• RECORD EXCERPTS:

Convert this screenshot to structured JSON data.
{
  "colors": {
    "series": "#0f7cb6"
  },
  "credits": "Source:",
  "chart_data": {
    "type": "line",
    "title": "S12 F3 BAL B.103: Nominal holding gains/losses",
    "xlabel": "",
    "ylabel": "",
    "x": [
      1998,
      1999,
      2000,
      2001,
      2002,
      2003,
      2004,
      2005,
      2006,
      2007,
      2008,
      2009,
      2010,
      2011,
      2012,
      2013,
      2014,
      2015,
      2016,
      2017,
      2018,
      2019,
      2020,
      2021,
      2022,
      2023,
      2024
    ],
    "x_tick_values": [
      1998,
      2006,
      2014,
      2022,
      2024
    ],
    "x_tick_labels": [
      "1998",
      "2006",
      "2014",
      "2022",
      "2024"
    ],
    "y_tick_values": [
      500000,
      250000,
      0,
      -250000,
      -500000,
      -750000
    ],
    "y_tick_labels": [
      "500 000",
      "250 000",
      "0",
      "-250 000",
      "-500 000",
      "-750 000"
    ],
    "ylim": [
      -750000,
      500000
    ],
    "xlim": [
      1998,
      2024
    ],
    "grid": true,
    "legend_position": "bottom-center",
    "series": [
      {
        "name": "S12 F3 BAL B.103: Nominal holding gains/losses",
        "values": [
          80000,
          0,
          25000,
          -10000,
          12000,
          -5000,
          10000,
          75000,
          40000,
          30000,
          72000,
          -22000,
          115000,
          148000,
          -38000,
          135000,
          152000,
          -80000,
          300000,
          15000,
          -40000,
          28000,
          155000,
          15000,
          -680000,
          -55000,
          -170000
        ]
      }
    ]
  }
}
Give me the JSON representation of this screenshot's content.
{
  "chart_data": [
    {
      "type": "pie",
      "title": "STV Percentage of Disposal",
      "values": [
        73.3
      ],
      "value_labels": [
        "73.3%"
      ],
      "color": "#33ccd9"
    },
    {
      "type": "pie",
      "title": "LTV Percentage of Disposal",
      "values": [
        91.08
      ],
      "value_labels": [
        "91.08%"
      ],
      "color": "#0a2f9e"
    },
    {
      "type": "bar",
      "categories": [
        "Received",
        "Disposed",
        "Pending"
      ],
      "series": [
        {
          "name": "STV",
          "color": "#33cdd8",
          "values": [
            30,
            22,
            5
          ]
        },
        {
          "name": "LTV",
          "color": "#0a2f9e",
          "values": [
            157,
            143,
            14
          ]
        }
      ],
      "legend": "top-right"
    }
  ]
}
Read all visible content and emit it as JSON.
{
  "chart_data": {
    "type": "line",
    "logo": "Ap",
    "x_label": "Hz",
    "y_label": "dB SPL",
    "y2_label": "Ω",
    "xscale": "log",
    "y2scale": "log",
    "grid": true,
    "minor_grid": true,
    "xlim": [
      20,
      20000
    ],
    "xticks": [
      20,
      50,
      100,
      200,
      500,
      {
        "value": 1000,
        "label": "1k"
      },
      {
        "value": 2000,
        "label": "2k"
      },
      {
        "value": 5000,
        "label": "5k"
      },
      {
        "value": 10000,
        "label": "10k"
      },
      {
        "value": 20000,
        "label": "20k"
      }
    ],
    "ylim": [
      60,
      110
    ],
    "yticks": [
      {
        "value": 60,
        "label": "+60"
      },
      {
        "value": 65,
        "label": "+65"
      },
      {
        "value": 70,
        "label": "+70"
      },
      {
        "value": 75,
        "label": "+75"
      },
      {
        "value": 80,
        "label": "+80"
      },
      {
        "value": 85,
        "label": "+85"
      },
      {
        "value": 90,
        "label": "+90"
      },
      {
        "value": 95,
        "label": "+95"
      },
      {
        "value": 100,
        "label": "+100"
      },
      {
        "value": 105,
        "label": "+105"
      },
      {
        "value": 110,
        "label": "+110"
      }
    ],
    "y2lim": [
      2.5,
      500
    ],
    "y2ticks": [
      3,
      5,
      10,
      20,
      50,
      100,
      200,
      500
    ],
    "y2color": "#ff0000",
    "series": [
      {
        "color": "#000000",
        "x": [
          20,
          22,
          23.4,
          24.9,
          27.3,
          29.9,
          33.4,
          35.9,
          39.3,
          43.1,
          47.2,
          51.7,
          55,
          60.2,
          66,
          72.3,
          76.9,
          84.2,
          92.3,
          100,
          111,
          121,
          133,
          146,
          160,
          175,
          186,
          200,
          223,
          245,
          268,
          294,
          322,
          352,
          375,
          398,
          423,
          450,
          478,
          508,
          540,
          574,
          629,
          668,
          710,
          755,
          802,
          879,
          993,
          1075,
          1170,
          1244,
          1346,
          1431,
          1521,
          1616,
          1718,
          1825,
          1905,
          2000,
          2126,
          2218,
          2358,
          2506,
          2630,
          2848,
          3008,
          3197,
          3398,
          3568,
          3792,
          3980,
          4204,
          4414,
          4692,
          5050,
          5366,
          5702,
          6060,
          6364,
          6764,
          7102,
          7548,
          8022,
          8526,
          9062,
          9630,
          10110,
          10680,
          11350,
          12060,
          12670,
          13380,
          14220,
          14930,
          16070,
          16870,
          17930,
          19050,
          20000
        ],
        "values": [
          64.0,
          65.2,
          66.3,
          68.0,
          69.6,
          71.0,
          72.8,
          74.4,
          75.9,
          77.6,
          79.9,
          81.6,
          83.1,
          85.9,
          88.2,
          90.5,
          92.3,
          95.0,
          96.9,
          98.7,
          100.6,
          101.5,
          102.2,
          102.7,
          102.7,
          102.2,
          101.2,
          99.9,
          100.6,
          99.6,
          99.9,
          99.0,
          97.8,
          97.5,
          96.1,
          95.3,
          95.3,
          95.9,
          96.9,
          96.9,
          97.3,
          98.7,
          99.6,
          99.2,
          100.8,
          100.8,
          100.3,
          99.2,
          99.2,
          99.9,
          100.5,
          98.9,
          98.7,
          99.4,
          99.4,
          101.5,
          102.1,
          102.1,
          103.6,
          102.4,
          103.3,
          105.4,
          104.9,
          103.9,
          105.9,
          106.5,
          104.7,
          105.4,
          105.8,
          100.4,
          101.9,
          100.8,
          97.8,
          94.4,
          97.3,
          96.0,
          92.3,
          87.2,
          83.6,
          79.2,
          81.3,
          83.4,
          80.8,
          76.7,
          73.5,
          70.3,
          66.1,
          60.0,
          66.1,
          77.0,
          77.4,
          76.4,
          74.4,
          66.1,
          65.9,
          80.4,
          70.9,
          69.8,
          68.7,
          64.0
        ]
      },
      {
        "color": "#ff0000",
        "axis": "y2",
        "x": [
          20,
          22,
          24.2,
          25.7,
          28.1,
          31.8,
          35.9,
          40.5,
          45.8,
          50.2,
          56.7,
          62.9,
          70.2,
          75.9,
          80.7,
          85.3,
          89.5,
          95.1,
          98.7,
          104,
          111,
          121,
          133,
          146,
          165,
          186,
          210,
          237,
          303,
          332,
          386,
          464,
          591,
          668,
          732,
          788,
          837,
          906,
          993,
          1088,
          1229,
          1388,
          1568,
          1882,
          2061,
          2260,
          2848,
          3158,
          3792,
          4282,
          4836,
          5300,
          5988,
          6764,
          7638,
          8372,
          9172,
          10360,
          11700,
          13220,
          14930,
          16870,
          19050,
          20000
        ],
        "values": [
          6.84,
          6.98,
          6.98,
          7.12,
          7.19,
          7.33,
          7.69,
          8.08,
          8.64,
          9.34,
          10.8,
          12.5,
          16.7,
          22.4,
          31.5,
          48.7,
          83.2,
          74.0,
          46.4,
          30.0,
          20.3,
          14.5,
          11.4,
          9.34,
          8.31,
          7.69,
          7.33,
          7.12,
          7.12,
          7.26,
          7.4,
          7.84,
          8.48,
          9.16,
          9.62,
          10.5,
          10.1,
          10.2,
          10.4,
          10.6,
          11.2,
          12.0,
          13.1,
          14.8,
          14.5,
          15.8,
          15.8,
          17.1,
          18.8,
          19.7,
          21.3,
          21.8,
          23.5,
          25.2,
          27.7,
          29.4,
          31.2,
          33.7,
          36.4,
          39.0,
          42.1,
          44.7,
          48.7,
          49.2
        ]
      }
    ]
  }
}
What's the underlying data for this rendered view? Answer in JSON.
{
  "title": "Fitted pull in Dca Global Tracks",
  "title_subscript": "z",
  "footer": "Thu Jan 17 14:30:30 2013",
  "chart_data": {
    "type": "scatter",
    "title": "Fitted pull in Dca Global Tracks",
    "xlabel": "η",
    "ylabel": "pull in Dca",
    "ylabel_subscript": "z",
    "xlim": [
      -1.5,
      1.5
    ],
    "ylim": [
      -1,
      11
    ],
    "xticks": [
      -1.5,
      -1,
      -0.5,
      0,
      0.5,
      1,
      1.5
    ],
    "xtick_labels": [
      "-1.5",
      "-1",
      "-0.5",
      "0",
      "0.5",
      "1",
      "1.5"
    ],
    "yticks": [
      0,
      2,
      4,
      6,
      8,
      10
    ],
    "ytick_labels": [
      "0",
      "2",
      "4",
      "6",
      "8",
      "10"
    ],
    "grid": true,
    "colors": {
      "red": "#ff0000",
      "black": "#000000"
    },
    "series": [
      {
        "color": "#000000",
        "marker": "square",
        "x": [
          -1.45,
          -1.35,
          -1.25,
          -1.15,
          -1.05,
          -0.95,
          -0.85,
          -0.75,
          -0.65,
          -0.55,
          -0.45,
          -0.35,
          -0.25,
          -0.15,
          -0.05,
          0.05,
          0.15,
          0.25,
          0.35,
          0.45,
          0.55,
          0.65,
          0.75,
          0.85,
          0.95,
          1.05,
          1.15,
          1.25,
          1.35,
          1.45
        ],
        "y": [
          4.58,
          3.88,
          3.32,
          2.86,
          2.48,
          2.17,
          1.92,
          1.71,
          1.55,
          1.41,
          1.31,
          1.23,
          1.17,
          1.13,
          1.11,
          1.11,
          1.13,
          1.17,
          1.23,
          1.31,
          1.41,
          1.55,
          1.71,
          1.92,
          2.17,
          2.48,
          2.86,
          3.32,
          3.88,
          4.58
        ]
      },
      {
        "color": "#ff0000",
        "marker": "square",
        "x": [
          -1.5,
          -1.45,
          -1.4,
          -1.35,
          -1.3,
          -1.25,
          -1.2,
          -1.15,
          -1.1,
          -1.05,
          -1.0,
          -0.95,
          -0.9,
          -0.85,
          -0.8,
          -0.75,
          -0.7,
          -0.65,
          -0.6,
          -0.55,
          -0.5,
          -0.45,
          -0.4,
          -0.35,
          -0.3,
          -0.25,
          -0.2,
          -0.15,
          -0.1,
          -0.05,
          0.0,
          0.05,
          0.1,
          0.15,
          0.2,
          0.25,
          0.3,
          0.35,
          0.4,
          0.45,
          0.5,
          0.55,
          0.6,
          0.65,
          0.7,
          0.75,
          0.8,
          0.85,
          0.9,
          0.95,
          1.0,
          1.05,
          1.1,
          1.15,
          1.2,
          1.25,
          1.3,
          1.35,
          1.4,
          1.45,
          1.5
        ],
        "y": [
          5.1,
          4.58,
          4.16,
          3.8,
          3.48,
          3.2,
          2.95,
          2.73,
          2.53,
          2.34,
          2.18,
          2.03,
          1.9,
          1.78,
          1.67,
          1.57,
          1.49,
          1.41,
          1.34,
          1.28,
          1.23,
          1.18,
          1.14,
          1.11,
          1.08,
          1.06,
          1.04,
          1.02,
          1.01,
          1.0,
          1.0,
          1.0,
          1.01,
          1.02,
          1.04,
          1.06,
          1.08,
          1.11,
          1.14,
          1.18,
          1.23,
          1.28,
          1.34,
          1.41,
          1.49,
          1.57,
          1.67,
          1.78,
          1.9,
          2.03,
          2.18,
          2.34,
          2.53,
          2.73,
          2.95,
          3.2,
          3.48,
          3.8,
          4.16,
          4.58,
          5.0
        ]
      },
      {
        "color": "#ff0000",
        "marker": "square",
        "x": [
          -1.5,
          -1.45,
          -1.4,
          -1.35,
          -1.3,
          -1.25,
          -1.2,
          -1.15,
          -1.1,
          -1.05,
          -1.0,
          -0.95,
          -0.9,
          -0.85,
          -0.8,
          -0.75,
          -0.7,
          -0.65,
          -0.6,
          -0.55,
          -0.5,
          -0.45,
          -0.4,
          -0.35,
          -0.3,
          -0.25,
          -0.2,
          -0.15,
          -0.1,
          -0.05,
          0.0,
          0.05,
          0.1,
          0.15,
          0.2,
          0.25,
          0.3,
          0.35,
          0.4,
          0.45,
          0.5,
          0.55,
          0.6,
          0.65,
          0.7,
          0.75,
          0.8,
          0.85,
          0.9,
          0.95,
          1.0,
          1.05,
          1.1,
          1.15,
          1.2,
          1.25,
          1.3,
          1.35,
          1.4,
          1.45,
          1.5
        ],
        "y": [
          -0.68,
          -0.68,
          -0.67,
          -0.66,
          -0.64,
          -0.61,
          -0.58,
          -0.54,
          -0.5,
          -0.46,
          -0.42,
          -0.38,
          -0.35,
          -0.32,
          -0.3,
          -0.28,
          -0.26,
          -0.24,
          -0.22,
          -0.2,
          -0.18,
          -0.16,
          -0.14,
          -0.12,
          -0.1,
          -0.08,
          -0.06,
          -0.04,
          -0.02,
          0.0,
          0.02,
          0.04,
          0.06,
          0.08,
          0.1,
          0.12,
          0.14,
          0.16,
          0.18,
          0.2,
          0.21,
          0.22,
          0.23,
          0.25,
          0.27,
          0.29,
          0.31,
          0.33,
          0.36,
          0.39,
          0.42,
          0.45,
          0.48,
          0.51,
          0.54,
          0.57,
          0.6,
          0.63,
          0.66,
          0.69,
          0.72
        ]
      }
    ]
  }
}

• GOAL OF THE EXERCISE:
Extract all lines containing the word "screenshot".

• ANSWER TO THE EXERCISE:
Convert this screenshot to structured JSON data.
Give me the JSON representation of this screenshot's content.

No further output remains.